(Entries from a visual dataset)
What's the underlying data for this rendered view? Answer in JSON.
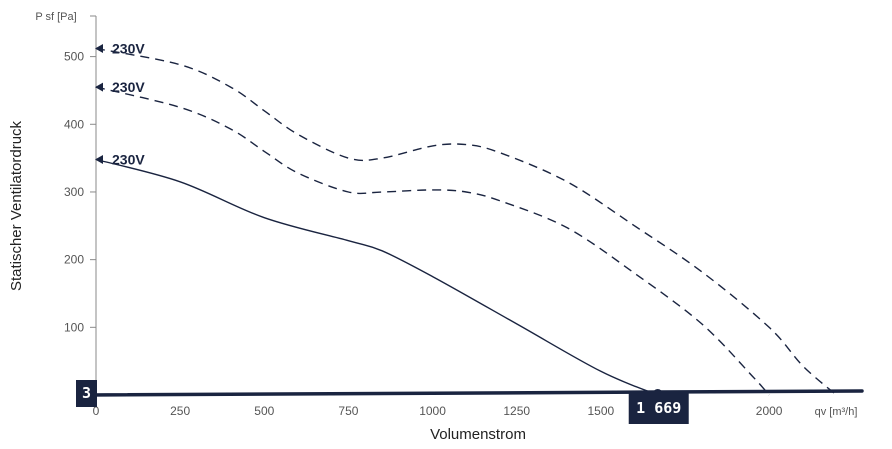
{
  "chart_data": {
    "type": "line",
    "xlabel": "Volumenstrom",
    "ylabel": "Statischer Ventilatordruck",
    "x_unit": "qv [m³/h]",
    "y_unit": "P sf [Pa]",
    "xlim": [
      0,
      2270
    ],
    "ylim": [
      0,
      560
    ],
    "x_ticks": [
      "0",
      "250",
      "500",
      "750",
      "1000",
      "1250",
      "1500",
      "2000"
    ],
    "y_ticks": [
      "0",
      "100",
      "200",
      "300",
      "400",
      "500"
    ],
    "series": [
      {
        "name": "230V",
        "style": "dashed",
        "x": [
          0,
          250,
          400,
          500,
          600,
          750,
          850,
          1000,
          1100,
          1200,
          1400,
          1600,
          1800,
          2000,
          2100,
          2200
        ],
        "y": [
          512,
          488,
          455,
          420,
          385,
          350,
          350,
          368,
          370,
          358,
          315,
          250,
          182,
          100,
          43,
          0
        ]
      },
      {
        "name": "230V",
        "style": "dashed",
        "x": [
          0,
          250,
          400,
          500,
          600,
          750,
          850,
          1000,
          1100,
          1200,
          1400,
          1600,
          1800,
          1950,
          2000
        ],
        "y": [
          455,
          425,
          393,
          360,
          328,
          300,
          300,
          303,
          300,
          287,
          247,
          180,
          105,
          28,
          0
        ]
      },
      {
        "name": "230V",
        "style": "solid",
        "x": [
          0,
          250,
          500,
          750,
          850,
          1000,
          1250,
          1500,
          1669
        ],
        "y": [
          348,
          315,
          262,
          228,
          213,
          175,
          105,
          35,
          0
        ]
      }
    ],
    "operating_point": {
      "flow": 1669,
      "pressure": 0,
      "label": "1 669"
    },
    "y_marker_label": "3",
    "colors": {
      "curve": "#1a2440",
      "badge": "#1a2440",
      "axis": "#8a8a8a"
    },
    "grid": false
  }
}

— The exercise —
Quote in full the listing given above; the images are to be left out.

— Response —
What's the underlying data for this rendered view? Answer in JSON.
{
  "chart_data": {
    "type": "line",
    "xlabel": "Volumenstrom",
    "ylabel": "Statischer Ventilatordruck",
    "x_unit": "qv [m³/h]",
    "y_unit": "P sf [Pa]",
    "xlim": [
      0,
      2270
    ],
    "ylim": [
      0,
      560
    ],
    "x_ticks": [
      "0",
      "250",
      "500",
      "750",
      "1000",
      "1250",
      "1500",
      "2000"
    ],
    "y_ticks": [
      "0",
      "100",
      "200",
      "300",
      "400",
      "500"
    ],
    "series": [
      {
        "name": "230V",
        "style": "dashed",
        "x": [
          0,
          250,
          400,
          500,
          600,
          750,
          850,
          1000,
          1100,
          1200,
          1400,
          1600,
          1800,
          2000,
          2100,
          2200
        ],
        "y": [
          512,
          488,
          455,
          420,
          385,
          350,
          350,
          368,
          370,
          358,
          315,
          250,
          182,
          100,
          43,
          0
        ]
      },
      {
        "name": "230V",
        "style": "dashed",
        "x": [
          0,
          250,
          400,
          500,
          600,
          750,
          850,
          1000,
          1100,
          1200,
          1400,
          1600,
          1800,
          1950,
          2000
        ],
        "y": [
          455,
          425,
          393,
          360,
          328,
          300,
          300,
          303,
          300,
          287,
          247,
          180,
          105,
          28,
          0
        ]
      },
      {
        "name": "230V",
        "style": "solid",
        "x": [
          0,
          250,
          500,
          750,
          850,
          1000,
          1250,
          1500,
          1669
        ],
        "y": [
          348,
          315,
          262,
          228,
          213,
          175,
          105,
          35,
          0
        ]
      }
    ],
    "operating_point": {
      "flow": 1669,
      "pressure": 0,
      "label": "1 669"
    },
    "y_marker_label": "3",
    "colors": {
      "curve": "#1a2440",
      "badge": "#1a2440",
      "axis": "#8a8a8a"
    },
    "grid": false
  }
}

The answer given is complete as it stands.